§ SOURCE:

This paper focuses on lossy biorthogonal 9/7 lifting-based DWT. This yields higher computational complexity with floating point computations. The implementation of this structure in hardware requires an additional complex hardware to handle the floating point computations. This demands a separate unit for its processing, which leads to the design of the floating point unit (FPU). By exploring the existing FPUs, the phenomenon of arithmetic computations are still the same as ordinary arithmetic logic unit (ALU) operations, acting like an additional prop up for normal ALUs. An island-style with embedded FPU [17] is proposed by Beauchamp et al., while a coarse-grained FPU was suggested by Ho et al. [18]. Even et al. [19] suggests a multiplier for performing on either single-precision or double-precision floating point numbers. An optimized FPU in a hybrid FPGA was suggested by Yu et al. [20] and a configurable multimode FPU for FPGAs by Chong and Parameswaran [21]. Performance improvisation and optimization of these suggested models are studied and employed in each successive development time frame. However, while these models fine tune the FPU in terms of area, there were no suggestions for power reduction or accuracy enhancements. Anand et al. [22] proposed a log lookup table (LUT)-based FPU, which utilizes a logarithmic principle to achieve good accuracy with reduced power consumption. However, this model has some serious drawbacks, which include increased delay and additional memory for the log LUT handling. The above factors affect the performance in terms of area and speed. Hence, this proposed scheme suggests an efficient model for performing floating point operations to reduce power consumption by reducing the operation complexities using log conversion [23].This reduces the overall computation burden, as the process is simply a numerical transformation to the logarithmic domain. Thus, a reduction in power consumption and increased accuracy is attained with optimal area usage [24]. The mere mapping of floating point numerals is not possible, and hence, a standardized form is adopted by using IEEE 754 single-precision floating point standard [25]. An optimized DWT architecture with log-based FPU is proposed, and a preliminary version of this work was presented in [26]. This paper revises the external memory access, and a more accurate and detailed error analysis and the simulation results are given.

§ ACTIONS TO TAKE:
1) List every author or author group the FPU passage credits with suggesting or proposing a floating point design.
2) According to the FPU passage, which standard supplies the standardized form for floating point numbers?
3) Summarize the FPU passage in two sentences.

Raw records:
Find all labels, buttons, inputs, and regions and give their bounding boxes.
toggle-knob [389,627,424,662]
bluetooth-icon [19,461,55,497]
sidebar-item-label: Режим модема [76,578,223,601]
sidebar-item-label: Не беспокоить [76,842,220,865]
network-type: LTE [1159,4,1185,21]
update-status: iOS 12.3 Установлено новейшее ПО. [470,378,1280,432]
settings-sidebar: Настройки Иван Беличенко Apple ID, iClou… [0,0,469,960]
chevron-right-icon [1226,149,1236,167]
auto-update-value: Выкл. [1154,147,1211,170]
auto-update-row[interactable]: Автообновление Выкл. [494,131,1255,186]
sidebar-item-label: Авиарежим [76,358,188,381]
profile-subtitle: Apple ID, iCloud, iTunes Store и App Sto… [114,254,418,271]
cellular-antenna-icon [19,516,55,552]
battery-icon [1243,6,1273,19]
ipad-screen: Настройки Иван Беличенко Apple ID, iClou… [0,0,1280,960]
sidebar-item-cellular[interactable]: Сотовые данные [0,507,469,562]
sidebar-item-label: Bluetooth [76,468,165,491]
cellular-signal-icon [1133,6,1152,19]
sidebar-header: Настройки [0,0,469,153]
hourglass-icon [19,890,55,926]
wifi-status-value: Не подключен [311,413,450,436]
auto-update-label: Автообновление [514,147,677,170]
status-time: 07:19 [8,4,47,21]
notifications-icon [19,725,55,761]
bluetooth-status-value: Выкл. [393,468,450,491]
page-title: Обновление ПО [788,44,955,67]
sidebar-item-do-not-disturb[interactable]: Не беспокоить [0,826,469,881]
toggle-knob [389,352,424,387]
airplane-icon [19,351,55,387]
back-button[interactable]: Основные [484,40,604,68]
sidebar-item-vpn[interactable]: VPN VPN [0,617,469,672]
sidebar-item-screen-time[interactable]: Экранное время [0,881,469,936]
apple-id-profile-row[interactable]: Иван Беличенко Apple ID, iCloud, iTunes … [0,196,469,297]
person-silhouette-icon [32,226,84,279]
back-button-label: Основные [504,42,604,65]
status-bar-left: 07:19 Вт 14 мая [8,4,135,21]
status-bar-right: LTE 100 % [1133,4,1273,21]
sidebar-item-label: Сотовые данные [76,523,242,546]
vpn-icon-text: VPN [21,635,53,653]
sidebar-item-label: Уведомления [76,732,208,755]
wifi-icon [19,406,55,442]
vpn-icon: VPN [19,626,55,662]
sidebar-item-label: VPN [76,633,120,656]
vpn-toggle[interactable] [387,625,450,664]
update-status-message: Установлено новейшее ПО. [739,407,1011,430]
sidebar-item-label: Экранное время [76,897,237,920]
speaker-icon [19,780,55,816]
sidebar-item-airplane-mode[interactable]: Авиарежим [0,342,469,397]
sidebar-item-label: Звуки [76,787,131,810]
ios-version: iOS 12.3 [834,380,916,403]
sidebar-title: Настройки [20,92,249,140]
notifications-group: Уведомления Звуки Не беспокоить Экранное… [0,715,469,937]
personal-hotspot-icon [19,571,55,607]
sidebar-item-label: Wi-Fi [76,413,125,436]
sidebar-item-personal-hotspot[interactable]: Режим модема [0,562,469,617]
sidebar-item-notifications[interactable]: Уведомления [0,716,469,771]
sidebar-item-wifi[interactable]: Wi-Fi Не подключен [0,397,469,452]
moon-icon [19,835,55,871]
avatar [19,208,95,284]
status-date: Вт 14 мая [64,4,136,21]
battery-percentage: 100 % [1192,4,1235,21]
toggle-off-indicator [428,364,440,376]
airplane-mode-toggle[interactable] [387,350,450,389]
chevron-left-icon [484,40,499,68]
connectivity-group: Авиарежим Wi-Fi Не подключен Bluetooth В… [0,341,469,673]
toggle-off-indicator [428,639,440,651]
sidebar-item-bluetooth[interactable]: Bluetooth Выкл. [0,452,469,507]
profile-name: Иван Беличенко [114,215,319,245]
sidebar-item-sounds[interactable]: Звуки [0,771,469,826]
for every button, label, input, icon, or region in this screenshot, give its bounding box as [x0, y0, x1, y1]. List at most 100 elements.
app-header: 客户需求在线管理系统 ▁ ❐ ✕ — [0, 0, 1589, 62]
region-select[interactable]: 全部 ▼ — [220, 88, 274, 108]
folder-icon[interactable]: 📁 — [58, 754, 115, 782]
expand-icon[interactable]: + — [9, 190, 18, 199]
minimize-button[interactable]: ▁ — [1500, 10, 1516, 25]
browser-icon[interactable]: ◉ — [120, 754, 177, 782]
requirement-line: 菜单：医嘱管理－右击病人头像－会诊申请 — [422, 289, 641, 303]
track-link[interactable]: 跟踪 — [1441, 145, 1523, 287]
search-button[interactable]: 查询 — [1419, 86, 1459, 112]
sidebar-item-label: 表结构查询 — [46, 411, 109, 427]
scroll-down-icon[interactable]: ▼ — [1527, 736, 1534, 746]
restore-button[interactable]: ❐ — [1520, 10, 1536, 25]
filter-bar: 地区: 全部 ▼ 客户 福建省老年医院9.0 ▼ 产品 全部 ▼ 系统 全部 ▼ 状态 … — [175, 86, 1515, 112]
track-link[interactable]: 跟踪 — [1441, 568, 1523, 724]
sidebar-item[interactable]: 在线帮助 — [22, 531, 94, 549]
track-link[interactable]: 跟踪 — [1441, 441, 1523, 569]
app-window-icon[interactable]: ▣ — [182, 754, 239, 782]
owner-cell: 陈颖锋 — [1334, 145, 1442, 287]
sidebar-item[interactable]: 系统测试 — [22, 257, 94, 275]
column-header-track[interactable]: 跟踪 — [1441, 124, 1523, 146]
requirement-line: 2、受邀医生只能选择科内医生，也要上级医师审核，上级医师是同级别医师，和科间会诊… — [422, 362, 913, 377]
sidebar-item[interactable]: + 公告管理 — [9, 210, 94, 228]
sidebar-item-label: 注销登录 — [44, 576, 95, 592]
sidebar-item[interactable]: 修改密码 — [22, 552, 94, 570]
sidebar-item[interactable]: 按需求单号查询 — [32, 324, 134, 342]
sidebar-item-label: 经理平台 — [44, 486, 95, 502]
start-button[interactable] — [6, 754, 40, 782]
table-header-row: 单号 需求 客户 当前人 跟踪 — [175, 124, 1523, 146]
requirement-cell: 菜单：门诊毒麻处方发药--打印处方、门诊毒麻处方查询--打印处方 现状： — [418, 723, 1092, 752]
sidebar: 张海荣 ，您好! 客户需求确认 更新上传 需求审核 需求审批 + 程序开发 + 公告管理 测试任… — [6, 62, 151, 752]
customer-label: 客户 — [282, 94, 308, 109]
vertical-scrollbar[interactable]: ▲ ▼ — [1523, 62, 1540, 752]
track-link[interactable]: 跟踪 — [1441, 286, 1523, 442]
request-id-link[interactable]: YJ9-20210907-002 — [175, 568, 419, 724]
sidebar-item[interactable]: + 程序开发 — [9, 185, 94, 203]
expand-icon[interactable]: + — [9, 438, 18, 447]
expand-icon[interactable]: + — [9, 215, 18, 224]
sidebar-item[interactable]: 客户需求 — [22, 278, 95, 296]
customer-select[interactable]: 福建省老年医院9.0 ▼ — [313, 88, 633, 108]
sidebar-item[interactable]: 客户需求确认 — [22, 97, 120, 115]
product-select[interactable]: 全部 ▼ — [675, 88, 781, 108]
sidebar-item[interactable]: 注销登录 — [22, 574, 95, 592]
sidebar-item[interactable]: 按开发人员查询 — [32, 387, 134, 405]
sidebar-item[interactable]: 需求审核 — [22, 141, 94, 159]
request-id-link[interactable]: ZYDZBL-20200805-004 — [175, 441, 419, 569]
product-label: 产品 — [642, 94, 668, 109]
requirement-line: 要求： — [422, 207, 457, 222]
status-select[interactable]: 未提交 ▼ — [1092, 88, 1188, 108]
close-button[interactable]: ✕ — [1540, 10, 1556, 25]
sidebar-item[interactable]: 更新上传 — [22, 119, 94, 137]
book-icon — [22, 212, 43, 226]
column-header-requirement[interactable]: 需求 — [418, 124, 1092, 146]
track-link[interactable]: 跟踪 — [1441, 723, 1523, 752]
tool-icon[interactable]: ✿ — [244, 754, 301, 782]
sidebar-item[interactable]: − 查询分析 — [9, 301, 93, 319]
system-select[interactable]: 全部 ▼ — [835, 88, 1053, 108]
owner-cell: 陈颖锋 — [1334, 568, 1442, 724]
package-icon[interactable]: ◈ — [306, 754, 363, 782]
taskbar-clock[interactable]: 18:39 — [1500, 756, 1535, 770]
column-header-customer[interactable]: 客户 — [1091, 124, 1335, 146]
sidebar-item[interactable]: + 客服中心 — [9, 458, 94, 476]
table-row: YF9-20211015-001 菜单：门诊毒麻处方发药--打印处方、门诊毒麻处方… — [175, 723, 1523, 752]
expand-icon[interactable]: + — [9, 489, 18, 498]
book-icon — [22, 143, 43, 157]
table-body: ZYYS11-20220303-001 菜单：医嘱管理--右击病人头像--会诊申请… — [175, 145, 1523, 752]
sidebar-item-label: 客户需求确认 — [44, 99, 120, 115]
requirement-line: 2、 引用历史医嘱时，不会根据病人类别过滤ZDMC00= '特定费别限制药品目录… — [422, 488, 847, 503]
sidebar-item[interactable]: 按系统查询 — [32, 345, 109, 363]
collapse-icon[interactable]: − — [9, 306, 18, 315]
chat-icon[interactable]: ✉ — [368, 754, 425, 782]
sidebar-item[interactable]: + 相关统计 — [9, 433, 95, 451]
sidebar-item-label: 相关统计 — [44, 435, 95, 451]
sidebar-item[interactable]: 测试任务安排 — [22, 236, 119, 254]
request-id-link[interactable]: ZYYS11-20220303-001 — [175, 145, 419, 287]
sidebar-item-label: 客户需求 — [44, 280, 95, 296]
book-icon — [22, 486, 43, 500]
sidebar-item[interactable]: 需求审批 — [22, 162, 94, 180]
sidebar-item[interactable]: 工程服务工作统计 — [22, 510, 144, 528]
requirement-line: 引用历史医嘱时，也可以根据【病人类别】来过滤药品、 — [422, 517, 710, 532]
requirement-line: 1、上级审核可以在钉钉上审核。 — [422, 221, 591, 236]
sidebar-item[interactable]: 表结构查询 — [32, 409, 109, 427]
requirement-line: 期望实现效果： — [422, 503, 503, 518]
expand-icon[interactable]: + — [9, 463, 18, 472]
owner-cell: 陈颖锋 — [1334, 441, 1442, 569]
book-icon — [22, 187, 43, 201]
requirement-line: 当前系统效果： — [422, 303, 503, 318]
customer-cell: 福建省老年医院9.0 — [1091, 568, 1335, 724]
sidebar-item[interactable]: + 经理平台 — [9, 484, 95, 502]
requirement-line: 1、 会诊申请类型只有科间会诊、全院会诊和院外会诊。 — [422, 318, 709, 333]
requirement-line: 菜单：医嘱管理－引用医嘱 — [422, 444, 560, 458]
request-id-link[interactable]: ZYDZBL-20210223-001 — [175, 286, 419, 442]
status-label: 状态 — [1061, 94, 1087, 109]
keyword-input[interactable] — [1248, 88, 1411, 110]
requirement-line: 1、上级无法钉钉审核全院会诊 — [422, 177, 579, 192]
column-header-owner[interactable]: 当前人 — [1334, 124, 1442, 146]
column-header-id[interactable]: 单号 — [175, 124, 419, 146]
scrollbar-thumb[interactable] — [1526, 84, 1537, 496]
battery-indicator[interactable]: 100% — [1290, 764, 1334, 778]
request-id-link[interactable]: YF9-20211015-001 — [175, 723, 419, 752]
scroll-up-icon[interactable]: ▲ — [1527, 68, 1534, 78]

§ ANSWERS FOR THIS EXERCISE:
1)
Beauchamp et al.
Ho et al.
Even et al.
Yu et al.
Chong and Parameswaran
Anand et al.

2) The IEEE 754 single-precision floating point standard.

3) The paper targets the lossy biorthogonal 9/7 lifting-based DWT, whose floating point computations call for a separate FPU, and notes that earlier FPUs were refined for area without power or accuracy gains, while a log LUT-based FPU brought added delay and memory. It proposes an optimized DWT architecture with a log-based FPU using the IEEE 754 single-precision format to reduce power and increase accuracy with optimal area, and it revises external memory access and gives more detailed error analysis and simulation results.